*Material shown*

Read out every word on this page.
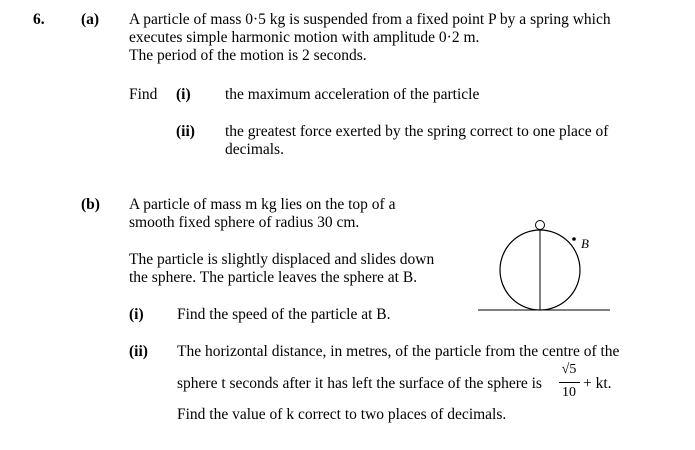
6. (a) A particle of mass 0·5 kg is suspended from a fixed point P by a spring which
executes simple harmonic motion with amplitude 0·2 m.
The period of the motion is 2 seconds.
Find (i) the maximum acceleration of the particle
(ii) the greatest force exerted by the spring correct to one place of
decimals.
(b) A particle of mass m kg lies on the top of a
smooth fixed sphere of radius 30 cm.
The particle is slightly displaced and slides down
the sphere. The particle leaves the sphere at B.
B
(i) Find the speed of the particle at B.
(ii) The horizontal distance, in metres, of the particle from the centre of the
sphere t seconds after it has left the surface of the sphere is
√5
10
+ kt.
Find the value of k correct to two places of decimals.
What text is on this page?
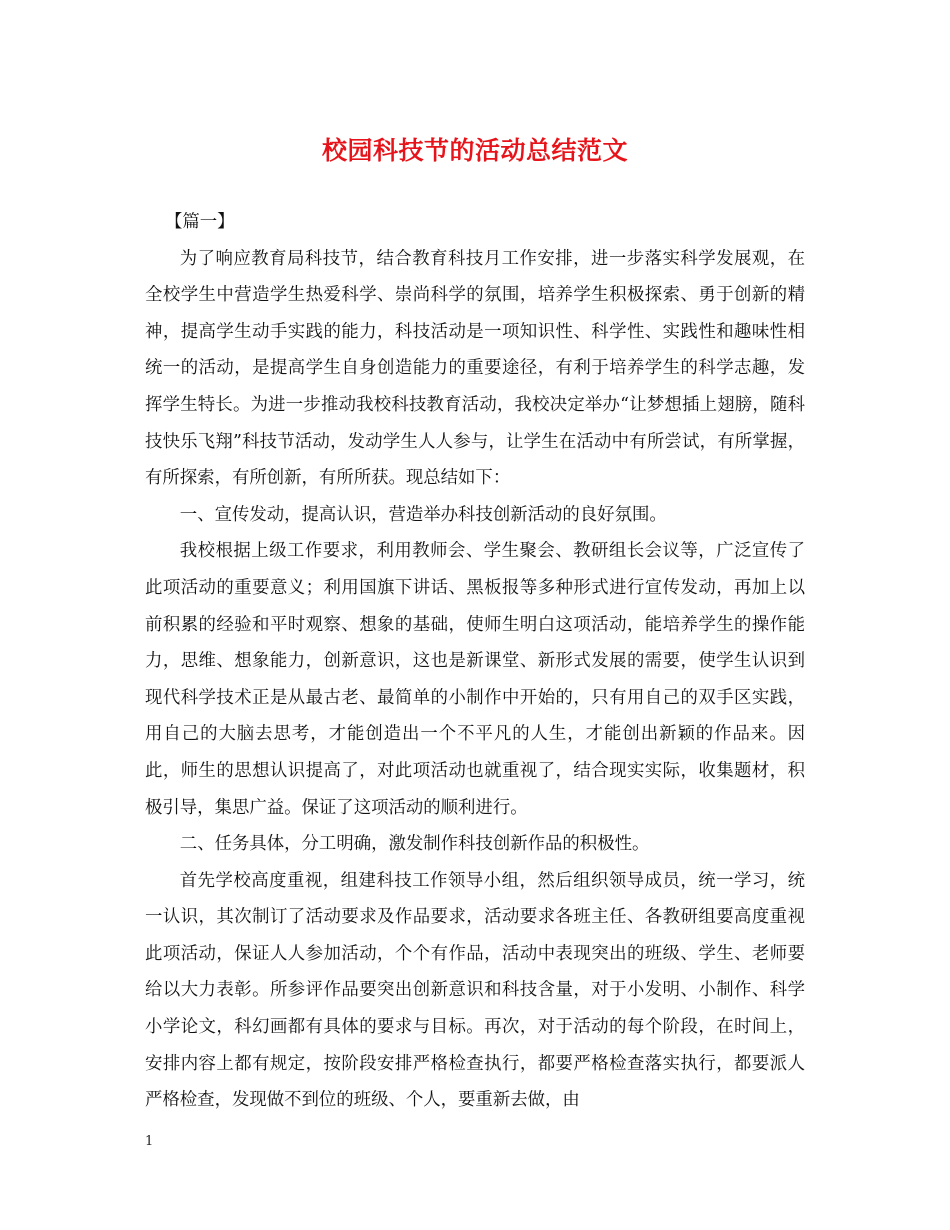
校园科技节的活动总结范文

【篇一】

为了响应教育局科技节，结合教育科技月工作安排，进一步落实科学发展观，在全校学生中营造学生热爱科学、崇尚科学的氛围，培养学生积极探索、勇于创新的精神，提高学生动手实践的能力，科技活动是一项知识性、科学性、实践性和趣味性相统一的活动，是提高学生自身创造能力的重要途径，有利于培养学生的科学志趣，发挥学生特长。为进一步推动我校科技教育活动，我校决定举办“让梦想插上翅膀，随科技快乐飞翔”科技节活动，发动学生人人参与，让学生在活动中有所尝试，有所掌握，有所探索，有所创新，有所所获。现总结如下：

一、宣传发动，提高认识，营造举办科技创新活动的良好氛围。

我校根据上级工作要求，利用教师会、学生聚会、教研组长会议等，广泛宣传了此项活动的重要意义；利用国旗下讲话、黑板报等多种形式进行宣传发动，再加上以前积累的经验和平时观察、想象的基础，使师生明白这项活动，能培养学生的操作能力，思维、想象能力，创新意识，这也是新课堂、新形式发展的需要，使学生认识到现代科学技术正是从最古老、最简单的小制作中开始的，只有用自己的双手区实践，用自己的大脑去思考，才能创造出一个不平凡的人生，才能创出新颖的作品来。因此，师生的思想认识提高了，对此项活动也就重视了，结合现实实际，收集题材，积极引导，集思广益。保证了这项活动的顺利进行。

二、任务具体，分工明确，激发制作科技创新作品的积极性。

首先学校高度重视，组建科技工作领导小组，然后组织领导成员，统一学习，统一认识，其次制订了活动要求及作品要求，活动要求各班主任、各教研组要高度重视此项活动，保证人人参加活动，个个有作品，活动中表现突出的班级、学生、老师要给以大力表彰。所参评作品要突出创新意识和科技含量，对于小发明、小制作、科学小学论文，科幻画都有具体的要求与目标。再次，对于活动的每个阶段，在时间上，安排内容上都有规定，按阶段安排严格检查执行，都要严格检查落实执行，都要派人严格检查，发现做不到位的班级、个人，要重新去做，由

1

*Task*
Each line with the string "motion" in it needs to be found and copied.

*Expected output*
executes simple harmonic motion with amplitude 0·2 m.
The period of the motion is 2 seconds.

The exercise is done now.